| Written task |
Print the entries below word for word; the pictures stay out of your copy.

%%

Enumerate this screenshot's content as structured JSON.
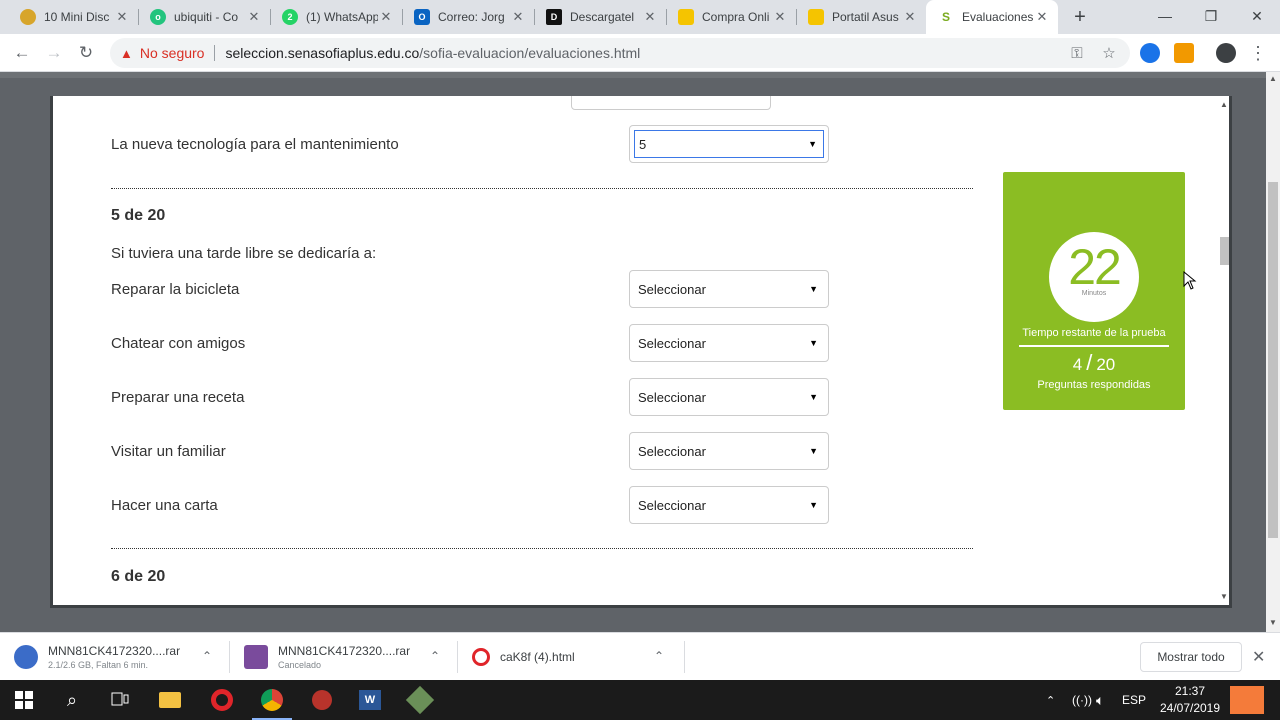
{
  "browser": {
    "tabs": [
      {
        "title": "10 Mini Disc",
        "icon": "yellow-disc-icon",
        "color": "#d7a52b"
      },
      {
        "title": "ubiquiti - Co",
        "icon": "olx-icon",
        "color": "#23c47e"
      },
      {
        "title": "(1) WhatsApp",
        "icon": "whatsapp-icon",
        "color": "#25d366"
      },
      {
        "title": "Correo: Jorg",
        "icon": "outlook-icon",
        "color": "#0a64c2"
      },
      {
        "title": "Descargatel",
        "icon": "dc-icon",
        "color": "#111111"
      },
      {
        "title": "Compra Onli",
        "icon": "store-icon",
        "color": "#f5c400"
      },
      {
        "title": "Portatil Asus",
        "icon": "store-icon",
        "color": "#f5c400"
      },
      {
        "title": "Evaluaciones",
        "icon": "sofia-icon",
        "color": "#7aab1f",
        "active": true
      }
    ],
    "security_label": "No seguro",
    "url_host": "seleccion.senasofiaplus.edu.co",
    "url_path": "/sofia-evaluacion/evaluaciones.html"
  },
  "survey": {
    "prev_item": {
      "label": "La nueva tecnología para el mantenimiento",
      "value": "5"
    },
    "question5": {
      "number": "5 de 20",
      "prompt": "Si tuviera una tarde libre se dedicaría a:",
      "options": [
        {
          "label": "Reparar la bicicleta",
          "value": "Seleccionar"
        },
        {
          "label": "Chatear con amigos",
          "value": "Seleccionar"
        },
        {
          "label": "Preparar una receta",
          "value": "Seleccionar"
        },
        {
          "label": "Visitar un familiar",
          "value": "Seleccionar"
        },
        {
          "label": "Hacer una carta",
          "value": "Seleccionar"
        }
      ]
    },
    "question6": {
      "number": "6 de 20"
    }
  },
  "timer": {
    "minutes": "22",
    "minutes_label": "Minutos",
    "remaining_label": "Tiempo restante de la prueba",
    "answered": "4",
    "total": "20",
    "answered_label": "Preguntas respondidas",
    "color": "#8bbd23"
  },
  "downloads": {
    "items": [
      {
        "name": "MNN81CK4172320....rar",
        "status": "2.1/2.6 GB, Faltan 6 min."
      },
      {
        "name": "MNN81CK4172320....rar",
        "status": "Cancelado"
      },
      {
        "name": "caK8f (4).html",
        "status": ""
      }
    ],
    "show_all": "Mostrar todo"
  },
  "taskbar": {
    "language": "ESP",
    "time": "21:37",
    "date": "24/07/2019"
  }
}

%%

| Exercise answer |
Enumerate this screenshot's content as structured JSON.
{
  "browser": {
    "tabs": [
      {
        "title": "10 Mini Disc",
        "icon": "yellow-disc-icon",
        "color": "#d7a52b"
      },
      {
        "title": "ubiquiti - Co",
        "icon": "olx-icon",
        "color": "#23c47e"
      },
      {
        "title": "(1) WhatsApp",
        "icon": "whatsapp-icon",
        "color": "#25d366"
      },
      {
        "title": "Correo: Jorg",
        "icon": "outlook-icon",
        "color": "#0a64c2"
      },
      {
        "title": "Descargatel",
        "icon": "dc-icon",
        "color": "#111111"
      },
      {
        "title": "Compra Onli",
        "icon": "store-icon",
        "color": "#f5c400"
      },
      {
        "title": "Portatil Asus",
        "icon": "store-icon",
        "color": "#f5c400"
      },
      {
        "title": "Evaluaciones",
        "icon": "sofia-icon",
        "color": "#7aab1f",
        "active": true
      }
    ],
    "security_label": "No seguro",
    "url_host": "seleccion.senasofiaplus.edu.co",
    "url_path": "/sofia-evaluacion/evaluaciones.html"
  },
  "survey": {
    "prev_item": {
      "label": "La nueva tecnología para el mantenimiento",
      "value": "5"
    },
    "question5": {
      "number": "5 de 20",
      "prompt": "Si tuviera una tarde libre se dedicaría a:",
      "options": [
        {
          "label": "Reparar la bicicleta",
          "value": "Seleccionar"
        },
        {
          "label": "Chatear con amigos",
          "value": "Seleccionar"
        },
        {
          "label": "Preparar una receta",
          "value": "Seleccionar"
        },
        {
          "label": "Visitar un familiar",
          "value": "Seleccionar"
        },
        {
          "label": "Hacer una carta",
          "value": "Seleccionar"
        }
      ]
    },
    "question6": {
      "number": "6 de 20"
    }
  },
  "timer": {
    "minutes": "22",
    "minutes_label": "Minutos",
    "remaining_label": "Tiempo restante de la prueba",
    "answered": "4",
    "total": "20",
    "answered_label": "Preguntas respondidas",
    "color": "#8bbd23"
  },
  "downloads": {
    "items": [
      {
        "name": "MNN81CK4172320....rar",
        "status": "2.1/2.6 GB, Faltan 6 min."
      },
      {
        "name": "MNN81CK4172320....rar",
        "status": "Cancelado"
      },
      {
        "name": "caK8f (4).html",
        "status": ""
      }
    ],
    "show_all": "Mostrar todo"
  },
  "taskbar": {
    "language": "ESP",
    "time": "21:37",
    "date": "24/07/2019"
  }
}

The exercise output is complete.